• Aim of the exercise
Copy every line of the listing exactly.

Data entries
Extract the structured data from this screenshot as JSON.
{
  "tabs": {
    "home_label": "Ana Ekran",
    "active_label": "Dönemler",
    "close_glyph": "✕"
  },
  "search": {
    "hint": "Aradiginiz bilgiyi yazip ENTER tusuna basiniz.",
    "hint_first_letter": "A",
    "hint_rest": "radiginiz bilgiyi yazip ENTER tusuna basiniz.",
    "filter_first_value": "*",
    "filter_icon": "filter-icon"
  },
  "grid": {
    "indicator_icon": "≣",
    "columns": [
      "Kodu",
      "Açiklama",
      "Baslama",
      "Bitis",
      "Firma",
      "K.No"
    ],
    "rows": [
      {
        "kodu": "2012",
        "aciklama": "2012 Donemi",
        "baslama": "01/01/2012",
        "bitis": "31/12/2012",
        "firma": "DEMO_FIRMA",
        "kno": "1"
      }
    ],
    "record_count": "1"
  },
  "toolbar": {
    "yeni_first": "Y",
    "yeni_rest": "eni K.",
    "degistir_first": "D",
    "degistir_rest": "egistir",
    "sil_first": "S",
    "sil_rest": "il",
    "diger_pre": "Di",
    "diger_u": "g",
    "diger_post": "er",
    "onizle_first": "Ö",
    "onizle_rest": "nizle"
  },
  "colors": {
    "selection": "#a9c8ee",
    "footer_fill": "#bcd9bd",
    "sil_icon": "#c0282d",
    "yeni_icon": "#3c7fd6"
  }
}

• Solution for this task
Extract the structured data from this screenshot as JSON.
{
  "tabs": {
    "home_label": "Ana Ekran",
    "active_label": "Dönemler",
    "close_glyph": "✕"
  },
  "search": {
    "hint": "Aradiginiz bilgiyi yazip ENTER tusuna basiniz.",
    "hint_first_letter": "A",
    "hint_rest": "radiginiz bilgiyi yazip ENTER tusuna basiniz.",
    "filter_first_value": "*",
    "filter_icon": "filter-icon"
  },
  "grid": {
    "indicator_icon": "≣",
    "columns": [
      "Kodu",
      "Açiklama",
      "Baslama",
      "Bitis",
      "Firma",
      "K.No"
    ],
    "rows": [
      {
        "kodu": "2012",
        "aciklama": "2012 Donemi",
        "baslama": "01/01/2012",
        "bitis": "31/12/2012",
        "firma": "DEMO_FIRMA",
        "kno": "1"
      }
    ],
    "record_count": "1"
  },
  "toolbar": {
    "yeni_first": "Y",
    "yeni_rest": "eni K.",
    "degistir_first": "D",
    "degistir_rest": "egistir",
    "sil_first": "S",
    "sil_rest": "il",
    "diger_pre": "Di",
    "diger_u": "g",
    "diger_post": "er",
    "onizle_first": "Ö",
    "onizle_rest": "nizle"
  },
  "colors": {
    "selection": "#a9c8ee",
    "footer_fill": "#bcd9bd",
    "sil_icon": "#c0282d",
    "yeni_icon": "#3c7fd6"
  }
}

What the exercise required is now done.